▶ _What you have to do_
Identify each line in the records below that contains the word "this", and copy it.

==============================

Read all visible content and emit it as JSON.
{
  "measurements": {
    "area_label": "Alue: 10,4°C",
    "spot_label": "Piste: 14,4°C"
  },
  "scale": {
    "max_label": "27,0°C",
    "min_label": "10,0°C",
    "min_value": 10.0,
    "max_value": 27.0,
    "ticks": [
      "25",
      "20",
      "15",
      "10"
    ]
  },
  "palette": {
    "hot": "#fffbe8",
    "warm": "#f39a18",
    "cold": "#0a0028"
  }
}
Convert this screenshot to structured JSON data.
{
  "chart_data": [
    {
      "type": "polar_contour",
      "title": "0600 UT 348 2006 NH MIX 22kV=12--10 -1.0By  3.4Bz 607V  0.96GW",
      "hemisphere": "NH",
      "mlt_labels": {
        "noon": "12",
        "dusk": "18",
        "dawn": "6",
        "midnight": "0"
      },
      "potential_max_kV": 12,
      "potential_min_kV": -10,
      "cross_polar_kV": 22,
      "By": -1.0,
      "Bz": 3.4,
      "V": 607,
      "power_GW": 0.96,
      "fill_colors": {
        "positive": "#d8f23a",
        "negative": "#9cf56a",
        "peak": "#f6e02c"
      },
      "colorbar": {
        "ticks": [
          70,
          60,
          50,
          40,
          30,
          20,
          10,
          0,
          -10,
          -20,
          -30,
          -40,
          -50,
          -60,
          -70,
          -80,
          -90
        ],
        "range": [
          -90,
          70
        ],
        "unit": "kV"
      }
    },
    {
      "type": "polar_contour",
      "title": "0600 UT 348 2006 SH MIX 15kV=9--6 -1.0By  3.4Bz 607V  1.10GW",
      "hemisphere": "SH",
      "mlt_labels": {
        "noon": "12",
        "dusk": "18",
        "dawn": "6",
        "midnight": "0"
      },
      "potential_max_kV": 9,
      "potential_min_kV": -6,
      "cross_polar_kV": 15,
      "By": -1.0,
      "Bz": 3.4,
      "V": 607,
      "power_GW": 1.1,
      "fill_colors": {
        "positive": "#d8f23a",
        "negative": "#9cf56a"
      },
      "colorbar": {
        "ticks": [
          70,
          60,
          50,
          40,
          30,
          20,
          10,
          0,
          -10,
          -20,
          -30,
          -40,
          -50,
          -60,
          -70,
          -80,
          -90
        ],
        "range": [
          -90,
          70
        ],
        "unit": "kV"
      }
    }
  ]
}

==============================

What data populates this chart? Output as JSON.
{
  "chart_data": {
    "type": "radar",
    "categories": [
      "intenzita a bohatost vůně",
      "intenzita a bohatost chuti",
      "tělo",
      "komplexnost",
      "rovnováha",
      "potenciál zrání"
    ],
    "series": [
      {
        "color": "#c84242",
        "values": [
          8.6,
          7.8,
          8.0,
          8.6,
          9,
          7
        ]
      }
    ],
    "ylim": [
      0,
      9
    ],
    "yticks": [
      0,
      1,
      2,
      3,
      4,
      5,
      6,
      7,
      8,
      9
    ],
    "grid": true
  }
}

==============================

▶ _Task solution_
Convert this screenshot to structured JSON data.
What data populates this chart? Output as JSON.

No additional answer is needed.